───── Data excerpts

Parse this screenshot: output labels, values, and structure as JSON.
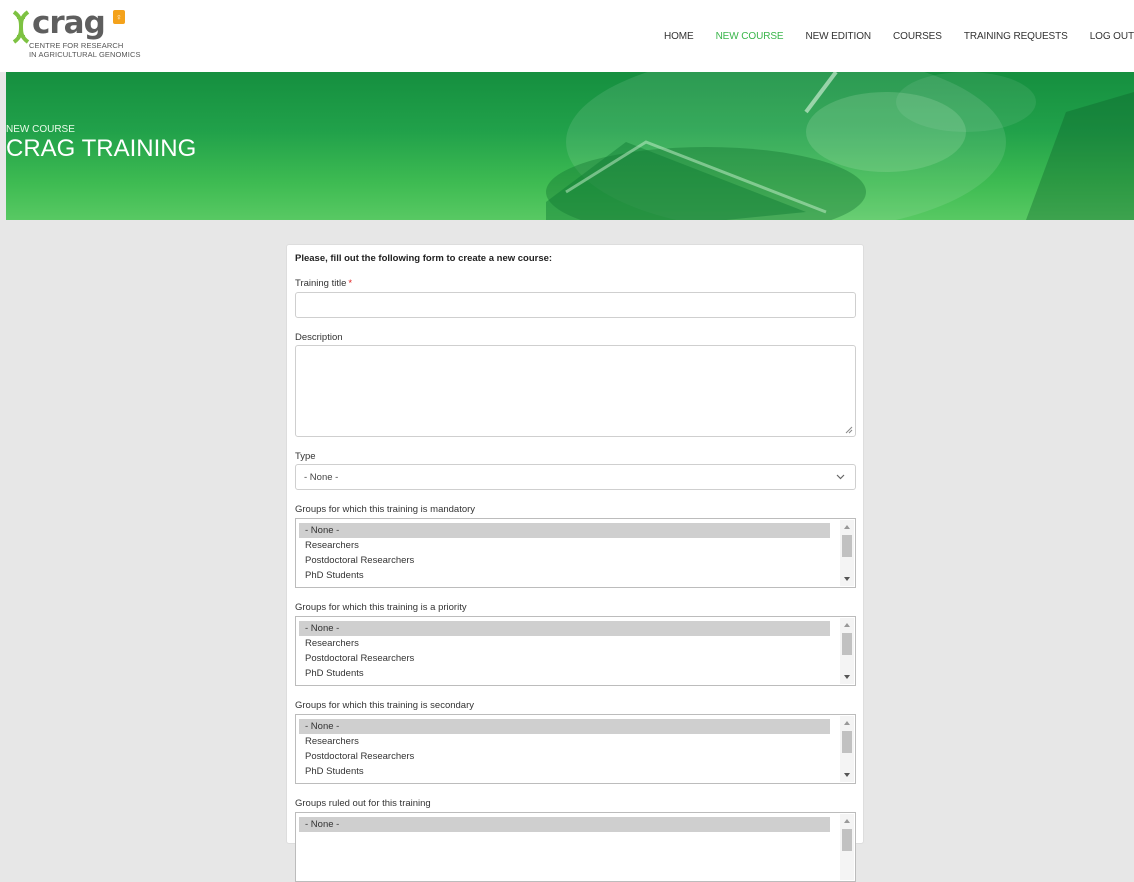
{
  "header": {
    "logo": {
      "word": "crag",
      "badge": "♀",
      "sub_line1": "CENTRE FOR RESEARCH",
      "sub_line2": "IN AGRICULTURAL GENOMICS"
    },
    "nav": [
      {
        "label": "HOME",
        "active": false
      },
      {
        "label": "NEW COURSE",
        "active": true
      },
      {
        "label": "NEW EDITION",
        "active": false
      },
      {
        "label": "COURSES",
        "active": false
      },
      {
        "label": "TRAINING REQUESTS",
        "active": false
      },
      {
        "label": "LOG OUT",
        "active": false
      }
    ]
  },
  "hero": {
    "eyebrow": "NEW COURSE",
    "title": "CRAG TRAINING"
  },
  "form": {
    "intro": "Please, fill out the following form to create a new course:",
    "title_field": {
      "label": "Training title",
      "required_mark": "*",
      "value": ""
    },
    "description_field": {
      "label": "Description",
      "value": ""
    },
    "type_field": {
      "label": "Type",
      "value": "- None -"
    },
    "group_fields": [
      {
        "label": "Groups for which this training is mandatory",
        "options": [
          "- None -",
          "Researchers",
          "Postdoctoral Researchers",
          "PhD Students"
        ],
        "selected": "- None -"
      },
      {
        "label": "Groups for which this training is a priority",
        "options": [
          "- None -",
          "Researchers",
          "Postdoctoral Researchers",
          "PhD Students"
        ],
        "selected": "- None -"
      },
      {
        "label": "Groups for which this training is secondary",
        "options": [
          "- None -",
          "Researchers",
          "Postdoctoral Researchers",
          "PhD Students"
        ],
        "selected": "- None -"
      },
      {
        "label": "Groups ruled out for this training",
        "options": [
          "- None -"
        ],
        "selected": "- None -"
      }
    ]
  },
  "colors": {
    "accent_green": "#39b54a",
    "hero_green": "#21a14a",
    "page_bg": "#e7e7e7",
    "required_red": "#e02020"
  }
}
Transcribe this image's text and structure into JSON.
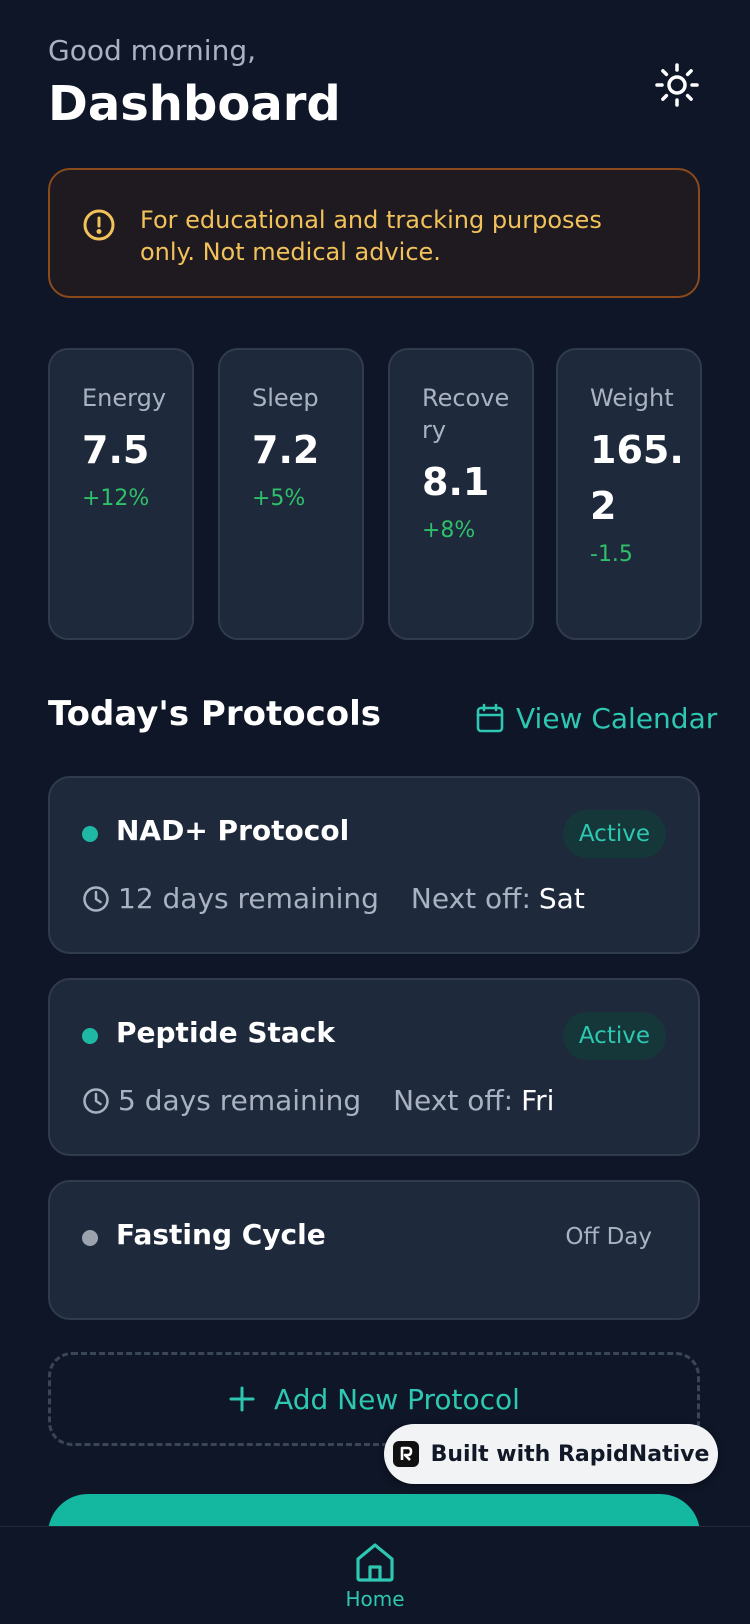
{
  "header": {
    "greeting": "Good morning,",
    "title": "Dashboard"
  },
  "disclaimer": {
    "text": "For educational and tracking purposes only. Not medical advice."
  },
  "stats": [
    {
      "label": "Energy",
      "value": "7.5",
      "change": "+12%"
    },
    {
      "label": "Sleep",
      "value": "7.2",
      "change": "+5%"
    },
    {
      "label": "Recovery",
      "value": "8.1",
      "change": "+8%"
    },
    {
      "label": "Weight",
      "value": "165.2",
      "change": "-1.5"
    }
  ],
  "protocols_section": {
    "title": "Today's Protocols",
    "view_calendar": "View Calendar"
  },
  "protocols": [
    {
      "name": "NAD+ Protocol",
      "status": "Active",
      "remaining": "12 days remaining",
      "next_off_label": "Next off:",
      "next_off": "Sat",
      "dot_color": "#1fb8a4"
    },
    {
      "name": "Peptide Stack",
      "status": "Active",
      "remaining": "5 days remaining",
      "next_off_label": "Next off:",
      "next_off": "Fri",
      "dot_color": "#1fb8a4"
    },
    {
      "name": "Fasting Cycle",
      "status": "Off Day",
      "dot_color": "#9ca3af"
    }
  ],
  "add_protocol": {
    "label": "Add New Protocol"
  },
  "built_with": {
    "label": "Built with RapidNative"
  },
  "tab_bar": {
    "home_label": "Home"
  },
  "colors": {
    "background": "#0e1627",
    "card": "#1e293b",
    "accent": "#2ec7b1",
    "positive": "#2fc06a",
    "warning": "#f2c25a"
  },
  "icons": {
    "theme_toggle": "sun-icon",
    "disclaimer": "alert-circle-icon",
    "calendar": "calendar-icon",
    "clock": "clock-icon",
    "add": "plus-icon",
    "home": "home-icon"
  }
}
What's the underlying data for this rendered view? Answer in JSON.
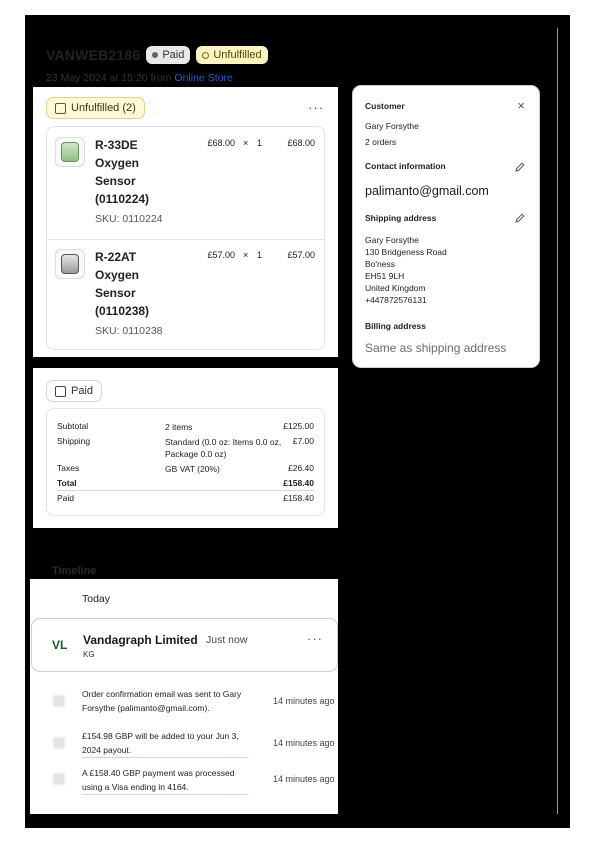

──────────

The result should be the material above, unchanged and free of pictures; please print it.

Parse this screenshot: output labels, values, and structure as JSON.
{
  "header": {
    "logo": {
      "word": "crag",
      "badge": "♀",
      "sub_line1": "CENTRE FOR RESEARCH",
      "sub_line2": "IN AGRICULTURAL GENOMICS"
    },
    "nav": [
      {
        "label": "HOME",
        "active": false
      },
      {
        "label": "NEW COURSE",
        "active": true
      },
      {
        "label": "NEW EDITION",
        "active": false
      },
      {
        "label": "COURSES",
        "active": false
      },
      {
        "label": "TRAINING REQUESTS",
        "active": false
      },
      {
        "label": "LOG OUT",
        "active": false
      }
    ]
  },
  "hero": {
    "eyebrow": "NEW COURSE",
    "title": "CRAG TRAINING"
  },
  "form": {
    "intro": "Please, fill out the following form to create a new course:",
    "title_field": {
      "label": "Training title",
      "required_mark": "*",
      "value": ""
    },
    "description_field": {
      "label": "Description",
      "value": ""
    },
    "type_field": {
      "label": "Type",
      "value": "- None -"
    },
    "group_fields": [
      {
        "label": "Groups for which this training is mandatory",
        "options": [
          "- None -",
          "Researchers",
          "Postdoctoral Researchers",
          "PhD Students"
        ],
        "selected": "- None -"
      },
      {
        "label": "Groups for which this training is a priority",
        "options": [
          "- None -",
          "Researchers",
          "Postdoctoral Researchers",
          "PhD Students"
        ],
        "selected": "- None -"
      },
      {
        "label": "Groups for which this training is secondary",
        "options": [
          "- None -",
          "Researchers",
          "Postdoctoral Researchers",
          "PhD Students"
        ],
        "selected": "- None -"
      },
      {
        "label": "Groups ruled out for this training",
        "options": [
          "- None -"
        ],
        "selected": "- None -"
      }
    ]
  },
  "colors": {
    "accent_green": "#39b54a",
    "hero_green": "#21a14a",
    "page_bg": "#e7e7e7",
    "required_red": "#e02020"
  }
}
Transcribe this image's text and structure into JSON.
{
  "header": {
    "greeting": "Good morning,",
    "title": "Dashboard"
  },
  "disclaimer": {
    "text": "For educational and tracking purposes only. Not medical advice."
  },
  "stats": [
    {
      "label": "Energy",
      "value": "7.5",
      "change": "+12%"
    },
    {
      "label": "Sleep",
      "value": "7.2",
      "change": "+5%"
    },
    {
      "label": "Recovery",
      "value": "8.1",
      "change": "+8%"
    },
    {
      "label": "Weight",
      "value": "165.2",
      "change": "-1.5"
    }
  ],
  "protocols_section": {
    "title": "Today's Protocols",
    "view_calendar": "View Calendar"
  },
  "protocols": [
    {
      "name": "NAD+ Protocol",
      "status": "Active",
      "remaining": "12 days remaining",
      "next_off_label": "Next off:",
      "next_off": "Sat",
      "dot_color": "#1fb8a4"
    },
    {
      "name": "Peptide Stack",
      "status": "Active",
      "remaining": "5 days remaining",
      "next_off_label": "Next off:",
      "next_off": "Fri",
      "dot_color": "#1fb8a4"
    },
    {
      "name": "Fasting Cycle",
      "status": "Off Day",
      "dot_color": "#9ca3af"
    }
  ],
  "add_protocol": {
    "label": "Add New Protocol"
  },
  "built_with": {
    "label": "Built with RapidNative"
  },
  "tab_bar": {
    "home_label": "Home"
  },
  "colors": {
    "background": "#0e1627",
    "card": "#1e293b",
    "accent": "#2ec7b1",
    "positive": "#2fc06a",
    "warning": "#f2c25a"
  },
  "icons": {
    "theme_toggle": "sun-icon",
    "disclaimer": "alert-circle-icon",
    "calendar": "calendar-icon",
    "clock": "clock-icon",
    "add": "plus-icon",
    "home": "home-icon"
  }
}
What's the underlying data for this rendered view? Answer in JSON.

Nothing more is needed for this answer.